EXERCISE DESCRIPTION: Write the material out again exactly as it stands.
— START —
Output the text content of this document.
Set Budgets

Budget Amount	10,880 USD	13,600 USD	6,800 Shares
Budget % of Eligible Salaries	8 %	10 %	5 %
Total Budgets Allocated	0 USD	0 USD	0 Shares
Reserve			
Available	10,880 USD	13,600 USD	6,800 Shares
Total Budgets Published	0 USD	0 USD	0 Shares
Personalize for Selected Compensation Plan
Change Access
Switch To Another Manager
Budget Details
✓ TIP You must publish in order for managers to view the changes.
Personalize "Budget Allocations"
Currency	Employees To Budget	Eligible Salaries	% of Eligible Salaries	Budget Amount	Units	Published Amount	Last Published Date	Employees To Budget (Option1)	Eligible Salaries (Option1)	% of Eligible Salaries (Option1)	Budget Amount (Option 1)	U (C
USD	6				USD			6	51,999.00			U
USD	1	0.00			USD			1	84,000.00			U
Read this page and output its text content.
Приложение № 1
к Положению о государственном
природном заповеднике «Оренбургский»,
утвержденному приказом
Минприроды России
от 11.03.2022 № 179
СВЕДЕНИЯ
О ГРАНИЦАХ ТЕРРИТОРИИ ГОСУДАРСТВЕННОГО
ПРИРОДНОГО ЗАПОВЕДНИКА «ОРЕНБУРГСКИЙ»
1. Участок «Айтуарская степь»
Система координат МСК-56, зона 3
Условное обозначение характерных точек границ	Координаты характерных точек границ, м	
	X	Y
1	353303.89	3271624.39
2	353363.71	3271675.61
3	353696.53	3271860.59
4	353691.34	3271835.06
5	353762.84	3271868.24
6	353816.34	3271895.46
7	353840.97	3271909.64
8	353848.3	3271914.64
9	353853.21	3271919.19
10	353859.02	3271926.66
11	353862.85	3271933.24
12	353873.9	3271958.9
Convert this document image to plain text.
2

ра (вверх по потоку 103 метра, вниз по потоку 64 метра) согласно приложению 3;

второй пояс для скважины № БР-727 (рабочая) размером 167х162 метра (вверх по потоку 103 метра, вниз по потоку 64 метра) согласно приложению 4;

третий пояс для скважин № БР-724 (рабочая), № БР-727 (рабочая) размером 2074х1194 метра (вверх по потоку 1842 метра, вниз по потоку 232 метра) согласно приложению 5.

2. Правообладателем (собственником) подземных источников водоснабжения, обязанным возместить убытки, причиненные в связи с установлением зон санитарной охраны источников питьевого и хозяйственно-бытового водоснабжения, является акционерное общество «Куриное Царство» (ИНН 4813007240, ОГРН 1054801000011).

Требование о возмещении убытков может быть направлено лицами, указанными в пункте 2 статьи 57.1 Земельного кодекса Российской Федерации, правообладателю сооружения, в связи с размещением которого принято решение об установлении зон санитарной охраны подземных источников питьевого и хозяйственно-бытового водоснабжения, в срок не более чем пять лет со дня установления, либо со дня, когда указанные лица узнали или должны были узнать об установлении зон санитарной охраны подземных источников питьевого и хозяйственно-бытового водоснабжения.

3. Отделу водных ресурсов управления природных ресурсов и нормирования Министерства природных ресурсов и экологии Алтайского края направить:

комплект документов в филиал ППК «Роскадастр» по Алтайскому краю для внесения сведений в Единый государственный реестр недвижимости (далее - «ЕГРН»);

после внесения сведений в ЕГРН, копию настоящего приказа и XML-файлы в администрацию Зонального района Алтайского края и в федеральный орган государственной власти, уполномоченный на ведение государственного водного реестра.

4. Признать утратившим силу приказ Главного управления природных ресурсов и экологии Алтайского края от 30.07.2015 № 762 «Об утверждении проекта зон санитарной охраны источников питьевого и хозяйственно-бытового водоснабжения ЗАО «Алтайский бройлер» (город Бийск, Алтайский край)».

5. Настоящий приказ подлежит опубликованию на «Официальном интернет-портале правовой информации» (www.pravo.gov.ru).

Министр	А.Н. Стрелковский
— END —
RESULT OF THE TASK:
Output the text content of this document.
Set Budgets

Budget Amount	10,880 USD	13,600 USD	6,800 Shares
Budget % of Eligible Salaries	8 %	10 %	5 %
Total Budgets Allocated	0 USD	0 USD	0 Shares
Reserve			
Available	10,880 USD	13,600 USD	6,800 Shares
Total Budgets Published	0 USD	0 USD	0 Shares
Personalize for Selected Compensation Plan
Change Access
Switch To Another Manager
Budget Details
✓ TIP You must publish in order for managers to view the changes.
Personalize "Budget Allocations"
Currency	Employees To Budget	Eligible Salaries	% of Eligible Salaries	Budget Amount	Units	Published Amount	Last Published Date	Employees To Budget (Option1)	Eligible Salaries (Option1)	% of Eligible Salaries (Option1)	Budget Amount (Option 1)	U (C
USD	6				USD			6	51,999.00			U
USD	1	0.00			USD			1	84,000.00			U
Read this page and output its text content.
Приложение № 1
к Положению о государственном
природном заповеднике «Оренбургский»,
утвержденному приказом
Минприроды России
от 11.03.2022 № 179
СВЕДЕНИЯ
О ГРАНИЦАХ ТЕРРИТОРИИ ГОСУДАРСТВЕННОГО
ПРИРОДНОГО ЗАПОВЕДНИКА «ОРЕНБУРГСКИЙ»
1. Участок «Айтуарская степь»
Система координат МСК-56, зона 3
Условное обозначение характерных точек границ	Координаты характерных точек границ, м	
	X	Y
1	353303.89	3271624.39
2	353363.71	3271675.61
3	353696.53	3271860.59
4	353691.34	3271835.06
5	353762.84	3271868.24
6	353816.34	3271895.46
7	353840.97	3271909.64
8	353848.3	3271914.64
9	353853.21	3271919.19
10	353859.02	3271926.66
11	353862.85	3271933.24
12	353873.9	3271958.9
Convert this document image to plain text.
2

ра (вверх по потоку 103 метра, вниз по потоку 64 метра) согласно приложению 3;

второй пояс для скважины № БР-727 (рабочая) размером 167х162 метра (вверх по потоку 103 метра, вниз по потоку 64 метра) согласно приложению 4;

третий пояс для скважин № БР-724 (рабочая), № БР-727 (рабочая) размером 2074х1194 метра (вверх по потоку 1842 метра, вниз по потоку 232 метра) согласно приложению 5.

2. Правообладателем (собственником) подземных источников водоснабжения, обязанным возместить убытки, причиненные в связи с установлением зон санитарной охраны источников питьевого и хозяйственно-бытового водоснабжения, является акционерное общество «Куриное Царство» (ИНН 4813007240, ОГРН 1054801000011).

Требование о возмещении убытков может быть направлено лицами, указанными в пункте 2 статьи 57.1 Земельного кодекса Российской Федерации, правообладателю сооружения, в связи с размещением которого принято решение об установлении зон санитарной охраны подземных источников питьевого и хозяйственно-бытового водоснабжения, в срок не более чем пять лет со дня установления, либо со дня, когда указанные лица узнали или должны были узнать об установлении зон санитарной охраны подземных источников питьевого и хозяйственно-бытового водоснабжения.

3. Отделу водных ресурсов управления природных ресурсов и нормирования Министерства природных ресурсов и экологии Алтайского края направить:

комплект документов в филиал ППК «Роскадастр» по Алтайскому краю для внесения сведений в Единый государственный реестр недвижимости (далее - «ЕГРН»);

после внесения сведений в ЕГРН, копию настоящего приказа и XML-файлы в администрацию Зонального района Алтайского края и в федеральный орган государственной власти, уполномоченный на ведение государственного водного реестра.

4. Признать утратившим силу приказ Главного управления природных ресурсов и экологии Алтайского края от 30.07.2015 № 762 «Об утверждении проекта зон санитарной охраны источников питьевого и хозяйственно-бытового водоснабжения ЗАО «Алтайский бройлер» (город Бийск, Алтайский край)».

5. Настоящий приказ подлежит опубликованию на «Официальном интернет-портале правовой информации» (www.pravo.gov.ru).

Министр	А.Н. Стрелковский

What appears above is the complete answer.